Page excerpt.
● ● ●

Post by Darth Wong »

Junghalli wrote:The way you deduce engine power of a rocket from a distance would be (I think) determining how much energy the rocket would have to be putting out to be that bright from that distance. So wouldn't your decoy need to put out that much energy?
For the umpteenth time, no. That is a completely unwarranted assumption on your part.
It does occur to me though that practicality of that would depend a lot on what sort of ships are standard in-universe. If most ships are nuclear thermal rockets or something relatively low energy like that, then I suppose it could work. On the other hand if you're using something like an Orion, would it be at all realistic to try simulating the energy emissions of small nuclear bombs going off without destroying the decoy in the process?
If you're using something extraordinarily violent and short-duration, you would probably do it behind some obstacle, so that the enemy cannot see. What are you going to do next, assume that this is intra-system warfare and that your own territory is littered with the enemy's observation posts, so you can't do anything without being observed from multiple widely divergent angles?
You haven't even established that this ship is going to have this extraordinarily bright plume of yours in the first place.
Well, I was going off Atomic Rockets there. Maybe they're wrong.
That's not much of an answer to my point.
First, it's not necessarily unrealistic to know where the enemy's observation platforms are.
Well, it would probably be a lot easier to have an observation platform change orbits silently than to do the same for a ship.
And how the fuck did the platform get there in the first place? Did it click its heels three times and say "there's no place like Io orbit?"

● ● ●

Pick up the forum exchange about rocket decoys and observation platforms after its last line, and keep writing it. The material has no connection to the forum exchange about rocket decoys.

Records.

● ● ●

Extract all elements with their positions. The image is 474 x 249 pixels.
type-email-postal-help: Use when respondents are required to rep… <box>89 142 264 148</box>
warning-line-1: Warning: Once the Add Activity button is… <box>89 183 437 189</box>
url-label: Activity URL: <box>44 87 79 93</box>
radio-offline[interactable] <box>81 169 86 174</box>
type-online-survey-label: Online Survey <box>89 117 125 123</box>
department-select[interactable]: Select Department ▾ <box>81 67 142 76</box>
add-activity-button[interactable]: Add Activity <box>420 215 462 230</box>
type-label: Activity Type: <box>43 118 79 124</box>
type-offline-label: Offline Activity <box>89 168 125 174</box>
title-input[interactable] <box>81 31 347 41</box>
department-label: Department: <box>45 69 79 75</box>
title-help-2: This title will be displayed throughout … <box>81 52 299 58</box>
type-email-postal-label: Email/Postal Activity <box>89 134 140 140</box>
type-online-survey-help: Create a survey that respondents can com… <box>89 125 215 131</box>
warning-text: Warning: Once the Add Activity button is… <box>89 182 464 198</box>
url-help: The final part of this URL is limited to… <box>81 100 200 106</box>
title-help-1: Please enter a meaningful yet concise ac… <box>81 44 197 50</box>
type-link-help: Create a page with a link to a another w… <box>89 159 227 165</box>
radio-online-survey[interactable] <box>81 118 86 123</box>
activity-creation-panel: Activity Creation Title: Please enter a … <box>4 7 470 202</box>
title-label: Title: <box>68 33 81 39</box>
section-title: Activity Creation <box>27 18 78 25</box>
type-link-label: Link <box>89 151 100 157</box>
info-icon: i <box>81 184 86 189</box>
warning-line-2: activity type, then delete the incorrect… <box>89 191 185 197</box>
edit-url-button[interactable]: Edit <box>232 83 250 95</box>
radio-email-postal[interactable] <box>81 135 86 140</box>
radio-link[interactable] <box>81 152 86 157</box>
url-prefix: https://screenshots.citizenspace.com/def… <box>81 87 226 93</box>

● ● ●

Task response.
Also, even if you knew where they are, they'd be observing from a bunch of different angles, although this is more of a problem for ideas like "hide your burn behind a cooled shield" than "make a decoy that saves energy by broadcasting in narrow cones at known enemy observation posts".
So you're talking about intra-system warfare rather than extra-system warfare, yet you are basically assuming that the enemy controls the entire system and has observation posts in front of, beside, and behind you? Why?
PS. One obvious use for decoys is to sniff out things like orbiting telescope arrays. In order to track a suspicious dot, they will have to fire up the maneuvering jets on such an array and try to track the object as it moves through space. That makes the array itself visible.
You could just give the arrays reaction wheels.
Yes, of course! And coupled with perfect batteries and perfect motors and a mechanism which is perfect in every other way, there would be no heat, right? And of course, there would also be no vibration introduced by this kind of attitude control system which would fuck up the telescope's shit.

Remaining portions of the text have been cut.